● **REQUIRED TASK**
Write each record again exactly as it stands.

● **DATA EXCERPTS**
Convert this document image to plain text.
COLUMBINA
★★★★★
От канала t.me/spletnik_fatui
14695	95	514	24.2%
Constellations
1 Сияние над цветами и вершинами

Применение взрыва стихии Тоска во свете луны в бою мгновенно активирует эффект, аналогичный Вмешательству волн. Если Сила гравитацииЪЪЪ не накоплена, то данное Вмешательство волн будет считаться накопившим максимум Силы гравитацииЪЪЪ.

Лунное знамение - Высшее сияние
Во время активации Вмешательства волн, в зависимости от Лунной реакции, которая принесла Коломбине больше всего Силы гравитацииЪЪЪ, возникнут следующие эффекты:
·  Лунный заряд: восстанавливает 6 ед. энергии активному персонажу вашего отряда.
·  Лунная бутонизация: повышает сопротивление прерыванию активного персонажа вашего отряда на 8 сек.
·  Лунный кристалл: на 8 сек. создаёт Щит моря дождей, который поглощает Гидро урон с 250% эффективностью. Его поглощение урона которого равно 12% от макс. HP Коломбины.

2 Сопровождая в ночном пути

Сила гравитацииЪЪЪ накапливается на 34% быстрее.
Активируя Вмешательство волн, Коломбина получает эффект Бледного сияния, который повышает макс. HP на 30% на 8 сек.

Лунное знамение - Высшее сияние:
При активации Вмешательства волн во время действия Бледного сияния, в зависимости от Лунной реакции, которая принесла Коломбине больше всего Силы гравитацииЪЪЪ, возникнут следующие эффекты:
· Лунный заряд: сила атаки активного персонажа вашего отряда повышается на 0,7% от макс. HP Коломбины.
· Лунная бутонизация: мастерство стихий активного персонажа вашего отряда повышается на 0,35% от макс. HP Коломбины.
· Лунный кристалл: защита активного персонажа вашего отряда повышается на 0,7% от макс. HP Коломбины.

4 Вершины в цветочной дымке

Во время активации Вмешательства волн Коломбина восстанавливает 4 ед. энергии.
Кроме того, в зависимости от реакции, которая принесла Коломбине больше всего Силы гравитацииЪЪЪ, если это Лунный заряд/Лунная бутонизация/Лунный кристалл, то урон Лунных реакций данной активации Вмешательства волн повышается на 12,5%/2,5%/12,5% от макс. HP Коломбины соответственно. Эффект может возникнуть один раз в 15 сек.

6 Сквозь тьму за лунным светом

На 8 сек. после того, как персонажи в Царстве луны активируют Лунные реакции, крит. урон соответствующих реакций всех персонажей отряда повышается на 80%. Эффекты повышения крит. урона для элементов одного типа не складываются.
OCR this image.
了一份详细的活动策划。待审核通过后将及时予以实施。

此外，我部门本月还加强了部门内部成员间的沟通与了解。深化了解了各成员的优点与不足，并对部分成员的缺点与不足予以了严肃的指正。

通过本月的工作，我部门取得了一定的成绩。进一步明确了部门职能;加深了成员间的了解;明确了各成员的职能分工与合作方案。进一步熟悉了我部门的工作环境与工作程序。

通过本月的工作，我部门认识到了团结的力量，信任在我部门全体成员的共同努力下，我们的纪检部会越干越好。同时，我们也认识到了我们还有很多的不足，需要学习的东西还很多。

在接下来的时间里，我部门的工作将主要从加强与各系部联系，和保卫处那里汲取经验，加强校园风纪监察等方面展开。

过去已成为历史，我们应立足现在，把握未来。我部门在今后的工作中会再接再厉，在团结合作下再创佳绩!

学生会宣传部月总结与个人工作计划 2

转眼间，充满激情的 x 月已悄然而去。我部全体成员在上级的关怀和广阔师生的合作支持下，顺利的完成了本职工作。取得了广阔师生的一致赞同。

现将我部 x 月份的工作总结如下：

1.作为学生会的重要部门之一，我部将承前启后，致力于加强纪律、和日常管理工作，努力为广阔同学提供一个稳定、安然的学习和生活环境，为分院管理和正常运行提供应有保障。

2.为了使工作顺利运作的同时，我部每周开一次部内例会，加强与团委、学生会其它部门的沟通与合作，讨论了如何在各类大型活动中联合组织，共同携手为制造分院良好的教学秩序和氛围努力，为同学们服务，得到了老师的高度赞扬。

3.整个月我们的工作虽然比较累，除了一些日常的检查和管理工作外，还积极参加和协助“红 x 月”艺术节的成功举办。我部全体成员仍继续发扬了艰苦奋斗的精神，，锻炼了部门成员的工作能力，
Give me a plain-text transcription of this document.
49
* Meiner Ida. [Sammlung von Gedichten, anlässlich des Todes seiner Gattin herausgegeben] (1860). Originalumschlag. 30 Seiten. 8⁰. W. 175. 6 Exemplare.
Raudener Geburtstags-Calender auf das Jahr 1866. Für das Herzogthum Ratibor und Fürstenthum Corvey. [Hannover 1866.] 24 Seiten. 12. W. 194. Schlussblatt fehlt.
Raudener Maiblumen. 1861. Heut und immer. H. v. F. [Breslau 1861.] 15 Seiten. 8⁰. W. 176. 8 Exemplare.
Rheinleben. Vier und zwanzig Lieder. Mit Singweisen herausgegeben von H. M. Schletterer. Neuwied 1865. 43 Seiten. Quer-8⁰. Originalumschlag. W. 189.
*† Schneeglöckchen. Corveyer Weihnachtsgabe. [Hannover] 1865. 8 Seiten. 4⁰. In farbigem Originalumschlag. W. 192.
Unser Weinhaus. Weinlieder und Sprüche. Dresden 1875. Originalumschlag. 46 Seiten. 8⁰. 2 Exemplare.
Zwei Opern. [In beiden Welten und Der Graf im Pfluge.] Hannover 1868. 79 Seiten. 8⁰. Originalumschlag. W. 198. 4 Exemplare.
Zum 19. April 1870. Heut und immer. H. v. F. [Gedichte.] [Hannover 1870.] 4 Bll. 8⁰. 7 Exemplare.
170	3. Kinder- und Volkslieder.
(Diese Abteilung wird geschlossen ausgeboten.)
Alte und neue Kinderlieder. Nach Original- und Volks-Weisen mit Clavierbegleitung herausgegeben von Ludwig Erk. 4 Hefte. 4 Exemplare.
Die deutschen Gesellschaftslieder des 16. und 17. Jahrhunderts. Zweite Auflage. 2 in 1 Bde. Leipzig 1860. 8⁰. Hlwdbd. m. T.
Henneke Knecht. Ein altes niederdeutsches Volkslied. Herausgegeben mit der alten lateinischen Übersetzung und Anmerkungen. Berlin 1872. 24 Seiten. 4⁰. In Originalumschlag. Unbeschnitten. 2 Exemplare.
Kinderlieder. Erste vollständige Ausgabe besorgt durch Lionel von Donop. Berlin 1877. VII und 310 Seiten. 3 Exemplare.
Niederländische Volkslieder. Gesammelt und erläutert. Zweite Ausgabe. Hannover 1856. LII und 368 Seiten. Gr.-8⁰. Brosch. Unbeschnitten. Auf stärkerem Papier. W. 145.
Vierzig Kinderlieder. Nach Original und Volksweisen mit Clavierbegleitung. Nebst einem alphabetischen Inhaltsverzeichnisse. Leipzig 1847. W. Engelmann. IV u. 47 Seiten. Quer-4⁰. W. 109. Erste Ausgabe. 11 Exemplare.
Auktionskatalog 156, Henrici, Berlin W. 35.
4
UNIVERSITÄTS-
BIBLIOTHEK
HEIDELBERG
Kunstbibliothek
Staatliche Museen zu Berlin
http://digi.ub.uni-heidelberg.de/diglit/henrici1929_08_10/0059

● **EXERCISE RESULT**
Convert this document image to plain text.
COLUMBINA
★★★★★
От канала t.me/spletnik_fatui
14695	95	514	24.2%
Constellations
1 Сияние над цветами и вершинами

Применение взрыва стихии Тоска во свете луны в бою мгновенно активирует эффект, аналогичный Вмешательству волн. Если Сила гравитацииЪЪЪ не накоплена, то данное Вмешательство волн будет считаться накопившим максимум Силы гравитацииЪЪЪ.

Лунное знамение - Высшее сияние
Во время активации Вмешательства волн, в зависимости от Лунной реакции, которая принесла Коломбине больше всего Силы гравитацииЪЪЪ, возникнут следующие эффекты:
·  Лунный заряд: восстанавливает 6 ед. энергии активному персонажу вашего отряда.
·  Лунная бутонизация: повышает сопротивление прерыванию активного персонажа вашего отряда на 8 сек.
·  Лунный кристалл: на 8 сек. создаёт Щит моря дождей, который поглощает Гидро урон с 250% эффективностью. Его поглощение урона которого равно 12% от макс. HP Коломбины.

2 Сопровождая в ночном пути

Сила гравитацииЪЪЪ накапливается на 34% быстрее.
Активируя Вмешательство волн, Коломбина получает эффект Бледного сияния, который повышает макс. HP на 30% на 8 сек.

Лунное знамение - Высшее сияние:
При активации Вмешательства волн во время действия Бледного сияния, в зависимости от Лунной реакции, которая принесла Коломбине больше всего Силы гравитацииЪЪЪ, возникнут следующие эффекты:
· Лунный заряд: сила атаки активного персонажа вашего отряда повышается на 0,7% от макс. HP Коломбины.
· Лунная бутонизация: мастерство стихий активного персонажа вашего отряда повышается на 0,35% от макс. HP Коломбины.
· Лунный кристалл: защита активного персонажа вашего отряда повышается на 0,7% от макс. HP Коломбины.

4 Вершины в цветочной дымке

Во время активации Вмешательства волн Коломбина восстанавливает 4 ед. энергии.
Кроме того, в зависимости от реакции, которая принесла Коломбине больше всего Силы гравитацииЪЪЪ, если это Лунный заряд/Лунная бутонизация/Лунный кристалл, то урон Лунных реакций данной активации Вмешательства волн повышается на 12,5%/2,5%/12,5% от макс. HP Коломбины соответственно. Эффект может возникнуть один раз в 15 сек.

6 Сквозь тьму за лунным светом

На 8 сек. после того, как персонажи в Царстве луны активируют Лунные реакции, крит. урон соответствующих реакций всех персонажей отряда повышается на 80%. Эффекты повышения крит. урона для элементов одного типа не складываются.
OCR this image.
了一份详细的活动策划。待审核通过后将及时予以实施。

此外，我部门本月还加强了部门内部成员间的沟通与了解。深化了解了各成员的优点与不足，并对部分成员的缺点与不足予以了严肃的指正。

通过本月的工作，我部门取得了一定的成绩。进一步明确了部门职能;加深了成员间的了解;明确了各成员的职能分工与合作方案。进一步熟悉了我部门的工作环境与工作程序。

通过本月的工作，我部门认识到了团结的力量，信任在我部门全体成员的共同努力下，我们的纪检部会越干越好。同时，我们也认识到了我们还有很多的不足，需要学习的东西还很多。

在接下来的时间里，我部门的工作将主要从加强与各系部联系，和保卫处那里汲取经验，加强校园风纪监察等方面展开。

过去已成为历史，我们应立足现在，把握未来。我部门在今后的工作中会再接再厉，在团结合作下再创佳绩!

学生会宣传部月总结与个人工作计划 2

转眼间，充满激情的 x 月已悄然而去。我部全体成员在上级的关怀和广阔师生的合作支持下，顺利的完成了本职工作。取得了广阔师生的一致赞同。

现将我部 x 月份的工作总结如下：

1.作为学生会的重要部门之一，我部将承前启后，致力于加强纪律、和日常管理工作，努力为广阔同学提供一个稳定、安然的学习和生活环境，为分院管理和正常运行提供应有保障。

2.为了使工作顺利运作的同时，我部每周开一次部内例会，加强与团委、学生会其它部门的沟通与合作，讨论了如何在各类大型活动中联合组织，共同携手为制造分院良好的教学秩序和氛围努力，为同学们服务，得到了老师的高度赞扬。

3.整个月我们的工作虽然比较累，除了一些日常的检查和管理工作外，还积极参加和协助“红 x 月”艺术节的成功举办。我部全体成员仍继续发扬了艰苦奋斗的精神，，锻炼了部门成员的工作能力，
Give me a plain-text transcription of this document.
49
* Meiner Ida. [Sammlung von Gedichten, anlässlich des Todes seiner Gattin herausgegeben] (1860). Originalumschlag. 30 Seiten. 8⁰. W. 175. 6 Exemplare.
Raudener Geburtstags-Calender auf das Jahr 1866. Für das Herzogthum Ratibor und Fürstenthum Corvey. [Hannover 1866.] 24 Seiten. 12. W. 194. Schlussblatt fehlt.
Raudener Maiblumen. 1861. Heut und immer. H. v. F. [Breslau 1861.] 15 Seiten. 8⁰. W. 176. 8 Exemplare.
Rheinleben. Vier und zwanzig Lieder. Mit Singweisen herausgegeben von H. M. Schletterer. Neuwied 1865. 43 Seiten. Quer-8⁰. Originalumschlag. W. 189.
*† Schneeglöckchen. Corveyer Weihnachtsgabe. [Hannover] 1865. 8 Seiten. 4⁰. In farbigem Originalumschlag. W. 192.
Unser Weinhaus. Weinlieder und Sprüche. Dresden 1875. Originalumschlag. 46 Seiten. 8⁰. 2 Exemplare.
Zwei Opern. [In beiden Welten und Der Graf im Pfluge.] Hannover 1868. 79 Seiten. 8⁰. Originalumschlag. W. 198. 4 Exemplare.
Zum 19. April 1870. Heut und immer. H. v. F. [Gedichte.] [Hannover 1870.] 4 Bll. 8⁰. 7 Exemplare.
170	3. Kinder- und Volkslieder.
(Diese Abteilung wird geschlossen ausgeboten.)
Alte und neue Kinderlieder. Nach Original- und Volks-Weisen mit Clavierbegleitung herausgegeben von Ludwig Erk. 4 Hefte. 4 Exemplare.
Die deutschen Gesellschaftslieder des 16. und 17. Jahrhunderts. Zweite Auflage. 2 in 1 Bde. Leipzig 1860. 8⁰. Hlwdbd. m. T.
Henneke Knecht. Ein altes niederdeutsches Volkslied. Herausgegeben mit der alten lateinischen Übersetzung und Anmerkungen. Berlin 1872. 24 Seiten. 4⁰. In Originalumschlag. Unbeschnitten. 2 Exemplare.
Kinderlieder. Erste vollständige Ausgabe besorgt durch Lionel von Donop. Berlin 1877. VII und 310 Seiten. 3 Exemplare.
Niederländische Volkslieder. Gesammelt und erläutert. Zweite Ausgabe. Hannover 1856. LII und 368 Seiten. Gr.-8⁰. Brosch. Unbeschnitten. Auf stärkerem Papier. W. 145.
Vierzig Kinderlieder. Nach Original und Volksweisen mit Clavierbegleitung. Nebst einem alphabetischen Inhaltsverzeichnisse. Leipzig 1847. W. Engelmann. IV u. 47 Seiten. Quer-4⁰. W. 109. Erste Ausgabe. 11 Exemplare.
Auktionskatalog 156, Henrici, Berlin W. 35.
4
UNIVERSITÄTS-
BIBLIOTHEK
HEIDELBERG
Kunstbibliothek
Staatliche Museen zu Berlin
http://digi.ub.uni-heidelberg.de/diglit/henrici1929_08_10/0059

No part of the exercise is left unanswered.